(Data items)
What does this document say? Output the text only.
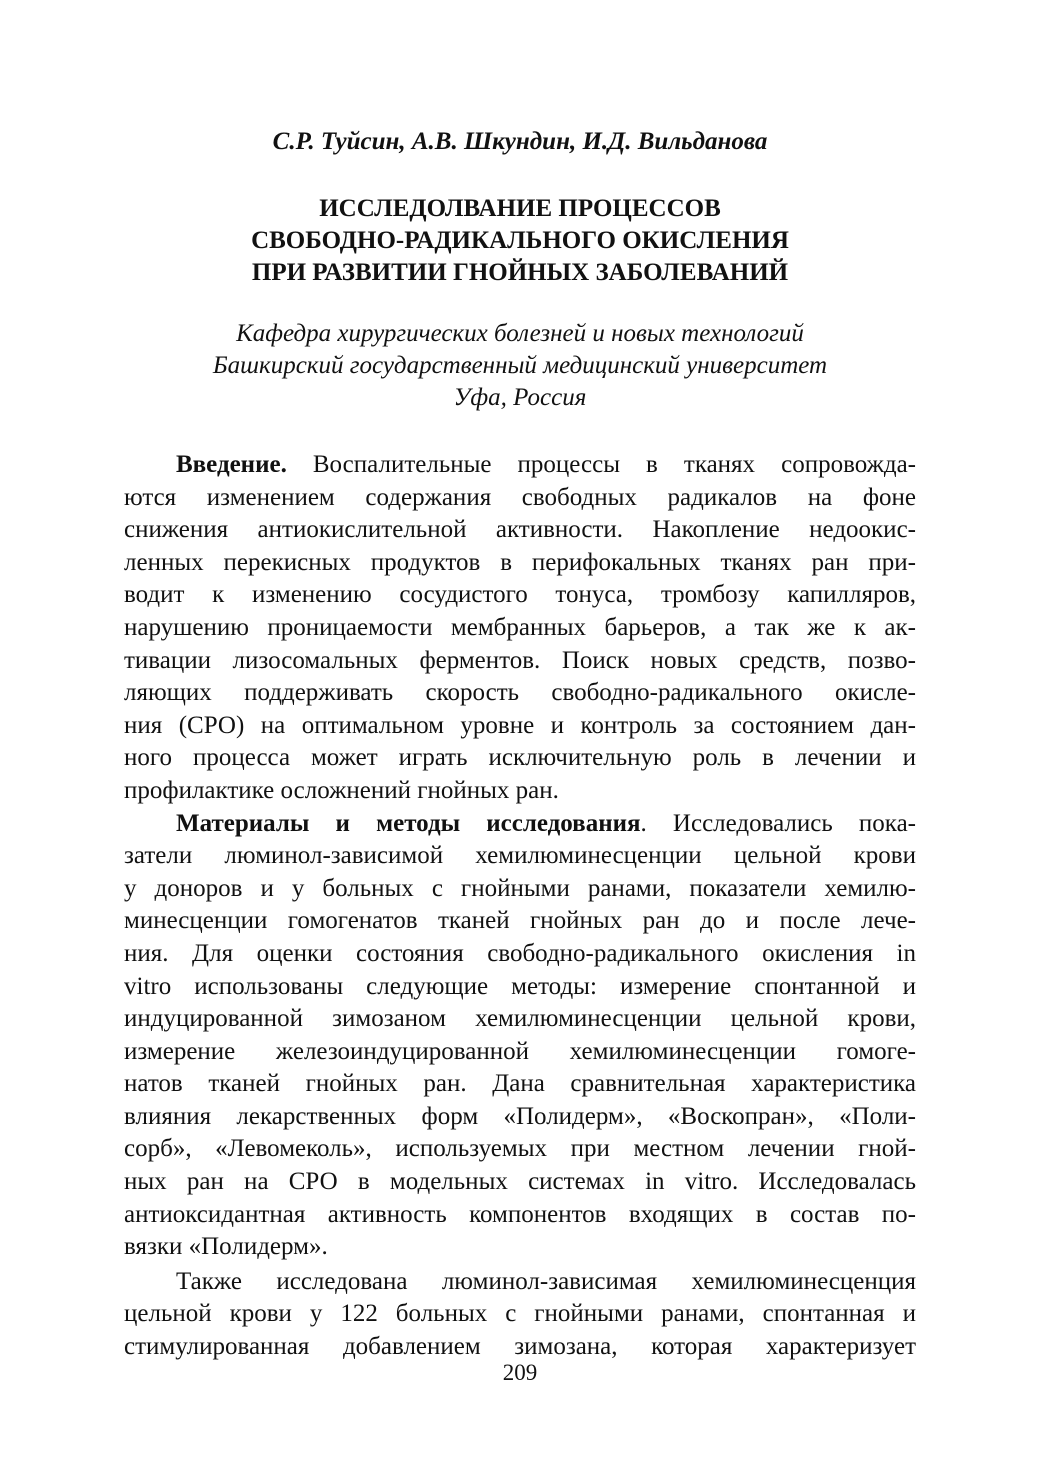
С.Р. Туйсин, А.В. Шкундин, И.Д. Вильданова
ИССЛЕДОЛВАНИЕ ПРОЦЕССОВ
СВОБОДНО-РАДИКАЛЬНОГО ОКИСЛЕНИЯ
ПРИ РАЗВИТИИ ГНОЙНЫХ ЗАБОЛЕВАНИЙ
Кафедра хирургических болезней и новых технологий
Башкирский государственный медицинский университет
Уфа, Россия
Введение. Воспалительные процессы в тканях сопровожда-
ются изменением содержания свободных радикалов на фоне
снижения антиокислительной активности. Накопление недоокис-
ленных перекисных продуктов в перифокальных тканях ран при-
водит к изменению сосудистого тонуса, тромбозу капилляров,
нарушению проницаемости мембранных барьеров, а так же к ак-
тивации лизосомальных ферментов. Поиск новых средств, позво-
ляющих поддерживать скорость свободно-радикального окисле-
ния (СРО) на оптимальном уровне и контроль за состоянием дан-
ного процесса может играть исключительную роль в лечении и
профилактике осложнений гнойных ран.
Материалы и методы исследования. Исследовались пока-
затели люминол-зависимой хемилюминесценции цельной крови
у доноров и у больных с гнойными ранами, показатели хемилю-
минесценции гомогенатов тканей гнойных ран до и после лече-
ния. Для оценки состояния свободно-радикального окисления in
vitro использованы следующие методы: измерение спонтанной и
индуцированной зимозаном хемилюминесценции цельной крови,
измерение железоиндуцированной хемилюминесценции гомоге-
натов тканей гнойных ран. Дана сравнительная характеристика
влияния лекарственных форм «Полидерм», «Воскопран», «Поли-
сорб», «Левомеколь», используемых при местном лечении гной-
ных ран на СРО в модельных системах in vitro. Исследовалась
антиоксидантная активность компонентов входящих в состав по-
вязки «Полидерм».
Также исследована люминол-зависимая хемилюминесценция
цельной крови у 122 больных с гнойными ранами, спонтанная и
стимулированная добавлением зимозана, которая характеризует
209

Direction - Pull every line containing the word "ранами" out of the entries above.

Output of the exercise -
у доноров и у больных с гнойными ранами, показатели хемилю-
цельной крови у 122 больных с гнойными ранами, спонтанная и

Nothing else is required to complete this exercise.